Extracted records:
┏━━
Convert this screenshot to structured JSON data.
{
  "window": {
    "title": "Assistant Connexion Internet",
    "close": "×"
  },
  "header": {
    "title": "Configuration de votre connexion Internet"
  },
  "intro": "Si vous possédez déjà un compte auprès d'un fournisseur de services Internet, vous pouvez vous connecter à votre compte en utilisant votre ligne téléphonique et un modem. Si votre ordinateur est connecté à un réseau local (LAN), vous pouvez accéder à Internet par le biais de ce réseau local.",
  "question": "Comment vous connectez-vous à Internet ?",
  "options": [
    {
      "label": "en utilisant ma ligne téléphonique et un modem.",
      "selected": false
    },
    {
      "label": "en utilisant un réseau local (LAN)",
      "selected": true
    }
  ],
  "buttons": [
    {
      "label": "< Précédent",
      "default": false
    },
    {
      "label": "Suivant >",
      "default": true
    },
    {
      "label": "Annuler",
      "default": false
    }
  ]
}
┗━━
Give an exact copy of all the data shown above.

Convert this screenshot to structured JSON data.
{
  "window": {
    "title": "Assistant Connexion Internet",
    "close": "×"
  },
  "header": {
    "title": "Configuration de votre connexion Internet"
  },
  "intro": "Si vous possédez déjà un compte auprès d'un fournisseur de services Internet, vous pouvez vous connecter à votre compte en utilisant votre ligne téléphonique et un modem. Si votre ordinateur est connecté à un réseau local (LAN), vous pouvez accéder à Internet par le biais de ce réseau local.",
  "question": "Comment vous connectez-vous à Internet ?",
  "options": [
    {
      "label": "en utilisant ma ligne téléphonique et un modem.",
      "selected": false
    },
    {
      "label": "en utilisant un réseau local (LAN)",
      "selected": true
    }
  ],
  "buttons": [
    {
      "label": "< Précédent",
      "default": false
    },
    {
      "label": "Suivant >",
      "default": true
    },
    {
      "label": "Annuler",
      "default": false
    }
  ]
}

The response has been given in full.